━━━ Source extract
Jian Zengjiao () is a retired professional wushu taolu athlete originally from Liaoning, China. He is currently a performer in Cirque du Soleil's Kà and is a coach in Las Vegas, United States.

Career 
Jian started practicing wushu at the age of six and was selected to become a member of the Liaoning provincial wushu team in 1990. In 1995, he declared his retirement and moved to the United States to work in stunts, with his most notable appearance being in Warriors of Virtue (1997). After two years abroad, he returned to China and upon recommendation by former Liaoning athlete, Liu Qinghua, he joined the Beijing Wushu Team under coach Wu Bin. After winning the national championship title in daoshu, he became the world champion in the same event at the 1999 World Wushu Championships in Hong Kong. Two years later, he won the silver medal at the 2001 National Games of China in men's daoshu and gunshu. He subsequently retired from competitive wushu.
━━━━━━
━━━ Information shown
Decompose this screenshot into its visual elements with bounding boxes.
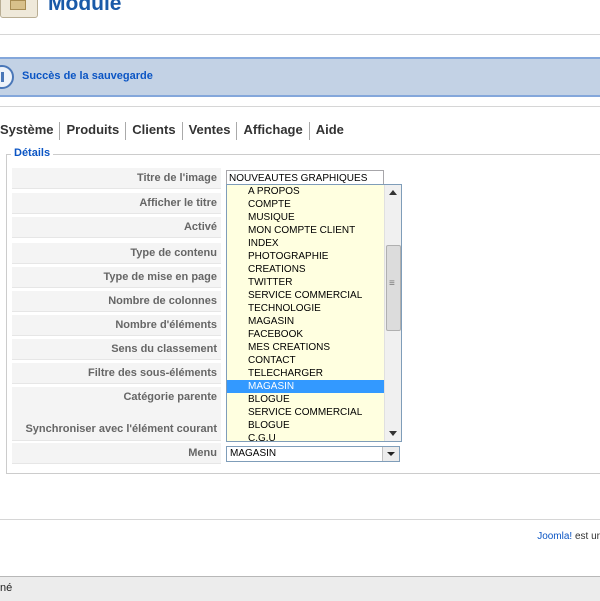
━━━━━━
### Short exercise A
From the Jian Zengjiao biography, return everything from "Jian Zengjiao ()" down to "Vegas, United States.".
### Short exercise B
In the Jian Zengjiao biography, who recommended that he join the Beijing Wushu Team?

### Worked solution A
Jian Zengjiao () is a retired professional wushu taolu athlete originally from Liaoning, China. He is currently a performer in Cirque du Soleil's Kà and is a coach in Las Vegas, United States.

### Worked solution B
Liu Qinghua, a former Liaoning athlete.